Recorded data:
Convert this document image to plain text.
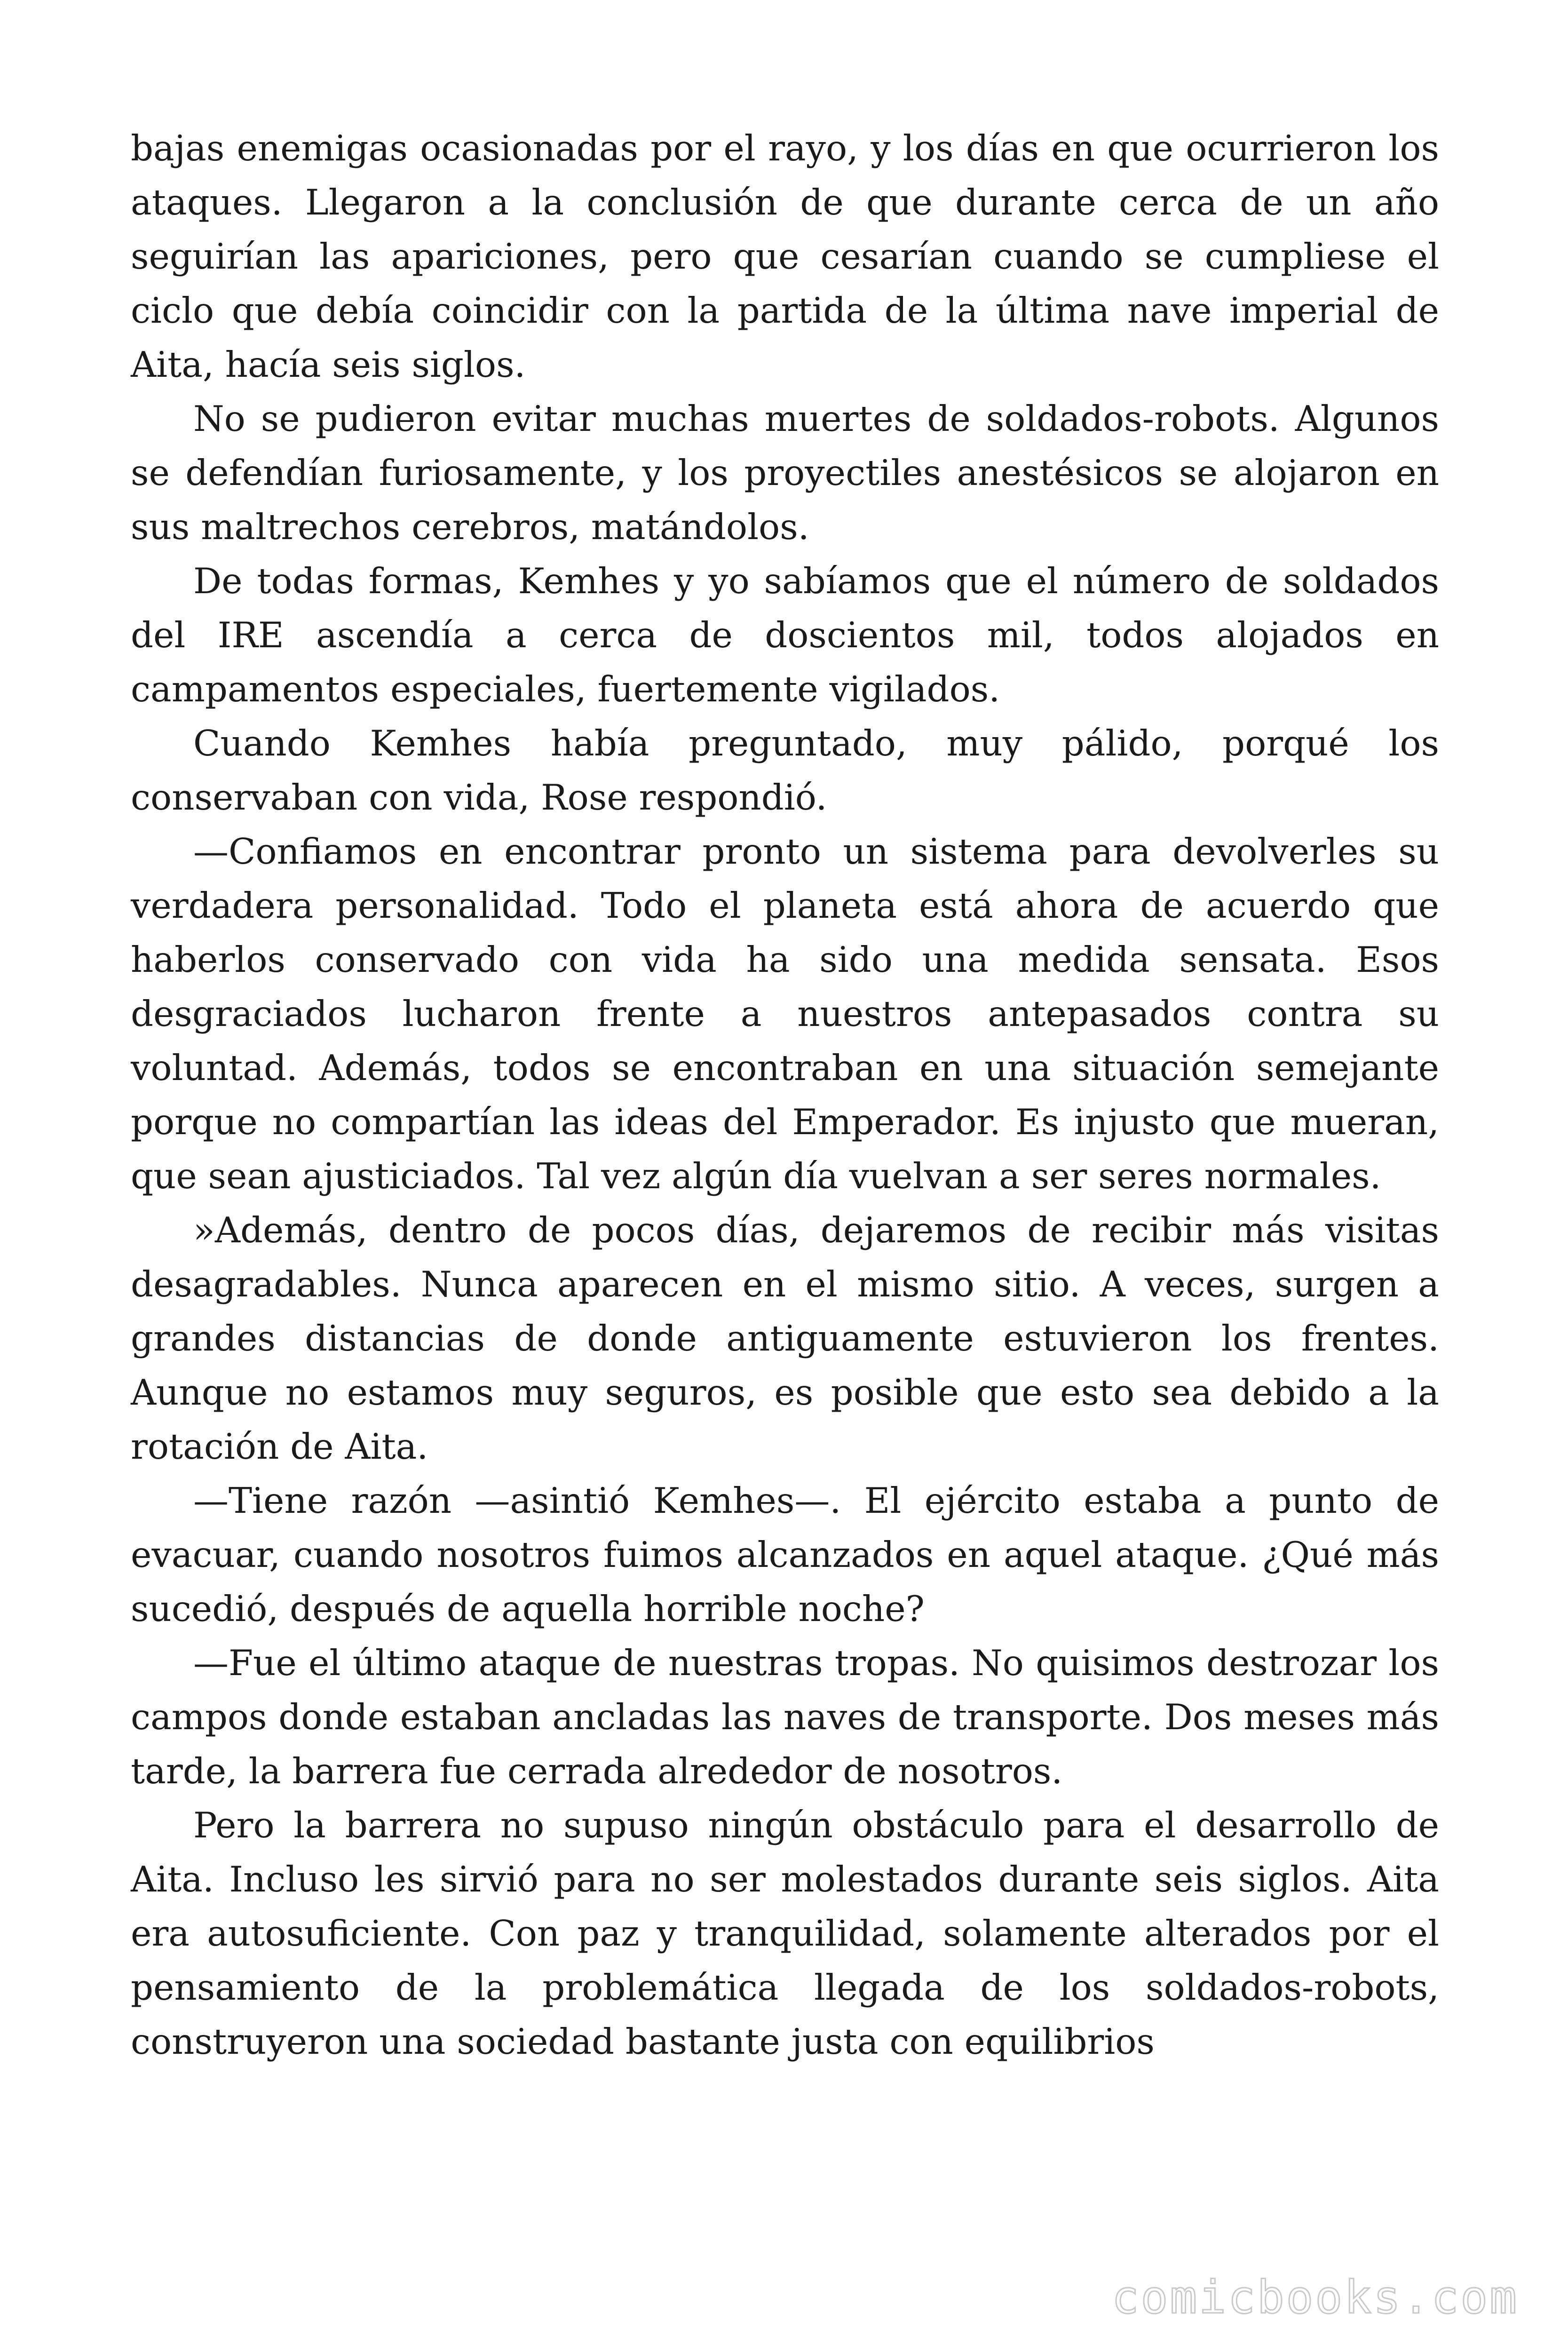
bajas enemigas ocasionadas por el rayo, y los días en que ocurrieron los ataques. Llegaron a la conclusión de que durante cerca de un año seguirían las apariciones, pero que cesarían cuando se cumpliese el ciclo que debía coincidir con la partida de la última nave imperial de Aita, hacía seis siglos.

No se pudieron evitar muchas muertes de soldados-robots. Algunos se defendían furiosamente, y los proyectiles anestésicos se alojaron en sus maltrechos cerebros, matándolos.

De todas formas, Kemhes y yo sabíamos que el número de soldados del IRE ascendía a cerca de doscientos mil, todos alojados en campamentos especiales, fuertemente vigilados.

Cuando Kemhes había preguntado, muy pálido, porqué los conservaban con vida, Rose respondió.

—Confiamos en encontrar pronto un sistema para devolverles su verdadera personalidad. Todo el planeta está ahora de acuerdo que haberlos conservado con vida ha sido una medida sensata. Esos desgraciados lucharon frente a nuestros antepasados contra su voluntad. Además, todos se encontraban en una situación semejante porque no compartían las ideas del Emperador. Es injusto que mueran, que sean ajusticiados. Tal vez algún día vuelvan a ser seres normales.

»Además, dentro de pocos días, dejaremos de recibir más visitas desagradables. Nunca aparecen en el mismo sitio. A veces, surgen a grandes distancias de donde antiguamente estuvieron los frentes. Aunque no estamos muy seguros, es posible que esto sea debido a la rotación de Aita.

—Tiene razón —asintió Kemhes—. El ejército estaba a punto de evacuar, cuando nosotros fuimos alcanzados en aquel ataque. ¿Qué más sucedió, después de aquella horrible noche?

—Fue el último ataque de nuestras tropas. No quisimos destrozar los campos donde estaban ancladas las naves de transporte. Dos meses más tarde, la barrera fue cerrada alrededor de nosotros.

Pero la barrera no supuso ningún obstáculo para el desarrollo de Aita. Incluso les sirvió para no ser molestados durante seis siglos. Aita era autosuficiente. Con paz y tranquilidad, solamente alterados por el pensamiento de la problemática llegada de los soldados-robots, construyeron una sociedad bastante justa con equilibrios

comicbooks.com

WRITTEN EXERCISE »
Which lines contain "Kemhes"? Copy each of them out.

ANSWER TO THE PROBLEM »
De todas formas, Kemhes y yo sabíamos que el número de soldados del IRE ascendía a cerca de doscientos mil, todos alojados en campamentos especiales, fuertemente vigilados.
Cuando Kemhes había preguntado, muy pálido, porqué los conservaban con vida, Rose respondió.
—Tiene razón —asintió Kemhes—. El ejército estaba a punto de evacuar, cuando nosotros fuimos alcanzados en aquel ataque. ¿Qué más sucedió, después de aquella horrible noche?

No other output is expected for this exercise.